— begin Information supplied —

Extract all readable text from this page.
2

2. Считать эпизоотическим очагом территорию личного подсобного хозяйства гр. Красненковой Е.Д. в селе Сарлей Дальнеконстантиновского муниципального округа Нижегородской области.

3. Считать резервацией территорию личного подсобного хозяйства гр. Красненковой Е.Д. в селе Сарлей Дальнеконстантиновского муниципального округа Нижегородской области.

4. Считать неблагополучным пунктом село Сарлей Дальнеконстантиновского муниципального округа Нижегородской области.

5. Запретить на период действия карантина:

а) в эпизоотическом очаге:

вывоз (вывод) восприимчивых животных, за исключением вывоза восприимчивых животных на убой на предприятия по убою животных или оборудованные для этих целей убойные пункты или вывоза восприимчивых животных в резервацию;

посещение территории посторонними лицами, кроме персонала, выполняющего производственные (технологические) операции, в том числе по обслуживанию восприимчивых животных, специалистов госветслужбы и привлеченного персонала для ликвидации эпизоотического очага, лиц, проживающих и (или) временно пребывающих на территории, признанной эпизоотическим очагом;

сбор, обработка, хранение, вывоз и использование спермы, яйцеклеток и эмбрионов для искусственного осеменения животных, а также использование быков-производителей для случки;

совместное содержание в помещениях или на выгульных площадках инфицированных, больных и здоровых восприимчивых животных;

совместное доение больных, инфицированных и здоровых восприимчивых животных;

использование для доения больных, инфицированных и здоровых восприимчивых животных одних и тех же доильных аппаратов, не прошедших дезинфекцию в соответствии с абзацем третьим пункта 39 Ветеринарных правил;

— end Information supplied —

(Work to do)
Copy out the whole listing exactly; please set it all down.

(Exercise solution)
Extract all readable text from this page.
2

2. Считать эпизоотическим очагом территорию личного подсобного хозяйства гр. Красненковой Е.Д. в селе Сарлей Дальнеконстантиновского муниципального округа Нижегородской области.

3. Считать резервацией территорию личного подсобного хозяйства гр. Красненковой Е.Д. в селе Сарлей Дальнеконстантиновского муниципального округа Нижегородской области.

4. Считать неблагополучным пунктом село Сарлей Дальнеконстантиновского муниципального округа Нижегородской области.

5. Запретить на период действия карантина:

а) в эпизоотическом очаге:

вывоз (вывод) восприимчивых животных, за исключением вывоза восприимчивых животных на убой на предприятия по убою животных или оборудованные для этих целей убойные пункты или вывоза восприимчивых животных в резервацию;

посещение территории посторонними лицами, кроме персонала, выполняющего производственные (технологические) операции, в том числе по обслуживанию восприимчивых животных, специалистов госветслужбы и привлеченного персонала для ликвидации эпизоотического очага, лиц, проживающих и (или) временно пребывающих на территории, признанной эпизоотическим очагом;

сбор, обработка, хранение, вывоз и использование спермы, яйцеклеток и эмбрионов для искусственного осеменения животных, а также использование быков-производителей для случки;

совместное содержание в помещениях или на выгульных площадках инфицированных, больных и здоровых восприимчивых животных;

совместное доение больных, инфицированных и здоровых восприимчивых животных;

использование для доения больных, инфицированных и здоровых восприимчивых животных одних и тех же доильных аппаратов, не прошедших дезинфекцию в соответствии с абзацем третьим пункта 39 Ветеринарных правил;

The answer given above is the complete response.